=== SUPPLIED MATERIAL ===
▶

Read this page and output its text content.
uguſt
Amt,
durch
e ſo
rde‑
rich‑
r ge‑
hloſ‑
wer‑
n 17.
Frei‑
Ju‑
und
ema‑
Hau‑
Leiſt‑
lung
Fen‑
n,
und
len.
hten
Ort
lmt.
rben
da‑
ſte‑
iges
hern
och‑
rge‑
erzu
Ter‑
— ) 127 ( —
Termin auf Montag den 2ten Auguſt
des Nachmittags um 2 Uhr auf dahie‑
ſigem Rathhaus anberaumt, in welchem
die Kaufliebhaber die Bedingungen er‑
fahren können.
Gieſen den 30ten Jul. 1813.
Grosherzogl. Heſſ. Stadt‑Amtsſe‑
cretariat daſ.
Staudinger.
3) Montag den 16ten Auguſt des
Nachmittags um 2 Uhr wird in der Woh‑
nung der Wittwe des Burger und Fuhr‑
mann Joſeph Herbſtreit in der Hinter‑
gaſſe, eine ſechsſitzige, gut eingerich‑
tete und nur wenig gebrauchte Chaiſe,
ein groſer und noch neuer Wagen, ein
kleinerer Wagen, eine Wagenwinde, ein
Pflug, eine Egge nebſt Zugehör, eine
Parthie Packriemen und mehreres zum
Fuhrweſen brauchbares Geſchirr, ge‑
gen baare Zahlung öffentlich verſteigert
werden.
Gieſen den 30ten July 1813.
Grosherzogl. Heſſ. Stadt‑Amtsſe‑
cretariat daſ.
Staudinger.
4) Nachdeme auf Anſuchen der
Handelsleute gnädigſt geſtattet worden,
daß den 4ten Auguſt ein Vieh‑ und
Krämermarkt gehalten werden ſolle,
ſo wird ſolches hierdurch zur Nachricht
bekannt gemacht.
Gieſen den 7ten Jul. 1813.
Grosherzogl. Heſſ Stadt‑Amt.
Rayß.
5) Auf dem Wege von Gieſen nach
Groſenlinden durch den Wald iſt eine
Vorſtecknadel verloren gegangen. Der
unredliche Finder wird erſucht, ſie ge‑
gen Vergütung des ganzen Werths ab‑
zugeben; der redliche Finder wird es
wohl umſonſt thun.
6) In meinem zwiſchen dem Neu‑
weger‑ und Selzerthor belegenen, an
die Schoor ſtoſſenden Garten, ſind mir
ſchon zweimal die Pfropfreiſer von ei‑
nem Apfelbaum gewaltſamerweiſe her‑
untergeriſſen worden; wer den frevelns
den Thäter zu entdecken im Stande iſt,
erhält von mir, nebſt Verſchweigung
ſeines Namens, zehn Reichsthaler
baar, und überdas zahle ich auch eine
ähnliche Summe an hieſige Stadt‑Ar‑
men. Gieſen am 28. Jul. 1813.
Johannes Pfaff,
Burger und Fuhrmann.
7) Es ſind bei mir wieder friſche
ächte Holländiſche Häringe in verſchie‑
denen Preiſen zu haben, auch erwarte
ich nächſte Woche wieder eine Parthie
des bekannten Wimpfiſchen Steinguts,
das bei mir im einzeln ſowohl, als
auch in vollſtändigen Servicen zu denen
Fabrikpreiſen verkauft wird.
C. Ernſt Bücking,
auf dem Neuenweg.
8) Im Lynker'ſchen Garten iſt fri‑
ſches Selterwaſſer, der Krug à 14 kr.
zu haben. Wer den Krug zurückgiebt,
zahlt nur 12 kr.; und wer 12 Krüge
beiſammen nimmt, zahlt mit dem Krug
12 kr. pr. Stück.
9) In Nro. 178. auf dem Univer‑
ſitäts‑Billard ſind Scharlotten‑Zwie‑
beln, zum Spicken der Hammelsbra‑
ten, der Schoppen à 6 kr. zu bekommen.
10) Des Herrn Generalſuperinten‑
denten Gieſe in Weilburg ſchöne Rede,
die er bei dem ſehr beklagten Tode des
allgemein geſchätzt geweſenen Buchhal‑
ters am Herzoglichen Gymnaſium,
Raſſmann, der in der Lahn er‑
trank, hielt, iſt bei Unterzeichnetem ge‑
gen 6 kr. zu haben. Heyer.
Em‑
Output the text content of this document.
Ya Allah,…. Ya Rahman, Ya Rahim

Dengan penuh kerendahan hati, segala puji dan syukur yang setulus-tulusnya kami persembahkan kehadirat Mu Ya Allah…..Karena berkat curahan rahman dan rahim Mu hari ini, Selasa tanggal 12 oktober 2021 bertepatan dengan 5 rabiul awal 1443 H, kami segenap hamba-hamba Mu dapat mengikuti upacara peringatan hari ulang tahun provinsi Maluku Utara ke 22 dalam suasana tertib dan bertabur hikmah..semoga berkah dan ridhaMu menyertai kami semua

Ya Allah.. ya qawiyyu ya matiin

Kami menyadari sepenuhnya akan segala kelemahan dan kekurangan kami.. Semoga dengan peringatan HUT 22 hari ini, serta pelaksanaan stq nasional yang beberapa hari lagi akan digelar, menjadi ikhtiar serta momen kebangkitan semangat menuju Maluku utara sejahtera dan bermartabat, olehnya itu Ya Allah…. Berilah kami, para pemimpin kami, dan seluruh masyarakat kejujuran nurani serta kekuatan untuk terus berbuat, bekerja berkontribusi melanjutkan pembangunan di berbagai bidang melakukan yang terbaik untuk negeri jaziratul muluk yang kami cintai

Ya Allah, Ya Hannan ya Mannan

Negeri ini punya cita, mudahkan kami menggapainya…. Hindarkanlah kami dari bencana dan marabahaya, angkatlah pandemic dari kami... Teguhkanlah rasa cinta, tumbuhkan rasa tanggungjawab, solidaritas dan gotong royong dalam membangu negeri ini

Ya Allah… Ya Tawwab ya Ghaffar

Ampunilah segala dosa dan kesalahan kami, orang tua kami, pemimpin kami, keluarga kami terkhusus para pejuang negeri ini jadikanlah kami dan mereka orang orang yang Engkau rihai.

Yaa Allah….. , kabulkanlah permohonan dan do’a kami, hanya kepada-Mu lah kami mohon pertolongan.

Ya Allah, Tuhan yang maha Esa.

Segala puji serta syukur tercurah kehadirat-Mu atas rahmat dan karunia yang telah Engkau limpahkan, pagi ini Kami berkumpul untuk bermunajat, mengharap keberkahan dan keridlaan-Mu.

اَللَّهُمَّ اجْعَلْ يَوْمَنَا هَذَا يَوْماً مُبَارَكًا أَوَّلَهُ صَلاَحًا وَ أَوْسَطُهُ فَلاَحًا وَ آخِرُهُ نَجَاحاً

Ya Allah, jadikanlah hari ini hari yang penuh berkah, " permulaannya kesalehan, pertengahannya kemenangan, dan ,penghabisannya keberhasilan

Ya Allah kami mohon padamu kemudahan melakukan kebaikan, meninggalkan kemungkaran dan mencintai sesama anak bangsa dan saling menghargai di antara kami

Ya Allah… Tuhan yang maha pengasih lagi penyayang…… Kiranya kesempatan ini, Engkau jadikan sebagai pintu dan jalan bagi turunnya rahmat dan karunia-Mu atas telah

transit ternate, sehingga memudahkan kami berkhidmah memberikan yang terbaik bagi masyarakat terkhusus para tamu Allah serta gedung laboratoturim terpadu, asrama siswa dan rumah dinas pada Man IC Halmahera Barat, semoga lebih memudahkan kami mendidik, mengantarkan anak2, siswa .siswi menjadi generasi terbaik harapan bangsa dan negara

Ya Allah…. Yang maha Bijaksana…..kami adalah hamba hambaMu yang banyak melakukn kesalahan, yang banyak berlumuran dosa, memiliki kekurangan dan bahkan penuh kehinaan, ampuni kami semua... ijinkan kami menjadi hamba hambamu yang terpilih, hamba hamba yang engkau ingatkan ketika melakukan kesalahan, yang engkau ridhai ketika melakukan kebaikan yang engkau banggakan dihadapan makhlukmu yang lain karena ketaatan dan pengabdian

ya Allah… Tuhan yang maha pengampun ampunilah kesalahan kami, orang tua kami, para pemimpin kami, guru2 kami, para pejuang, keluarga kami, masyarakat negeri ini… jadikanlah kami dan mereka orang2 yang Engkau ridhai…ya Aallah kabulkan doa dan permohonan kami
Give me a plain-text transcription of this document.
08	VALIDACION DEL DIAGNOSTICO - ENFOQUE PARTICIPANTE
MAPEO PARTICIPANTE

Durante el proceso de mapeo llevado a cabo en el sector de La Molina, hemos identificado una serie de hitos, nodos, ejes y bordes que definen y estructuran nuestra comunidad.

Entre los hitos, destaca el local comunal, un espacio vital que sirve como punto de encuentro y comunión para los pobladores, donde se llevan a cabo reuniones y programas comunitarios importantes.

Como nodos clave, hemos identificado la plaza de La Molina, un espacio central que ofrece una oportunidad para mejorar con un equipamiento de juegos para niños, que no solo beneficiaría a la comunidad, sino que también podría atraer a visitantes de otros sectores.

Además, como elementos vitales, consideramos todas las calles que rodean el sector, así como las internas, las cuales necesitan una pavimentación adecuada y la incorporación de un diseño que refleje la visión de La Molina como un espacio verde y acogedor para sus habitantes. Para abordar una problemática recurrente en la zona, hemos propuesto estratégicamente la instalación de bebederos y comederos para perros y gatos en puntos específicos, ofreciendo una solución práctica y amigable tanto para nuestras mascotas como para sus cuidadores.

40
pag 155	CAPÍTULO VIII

◀

=== WHAT YOU HAVE TO DO ===
Which lines hold the word "wieder"? Copy each of them from the records.

=== ANSWER TO THE TASK ===
7) Es ſind bei mir wieder friſche
ich nächſte Woche wieder eine Parthie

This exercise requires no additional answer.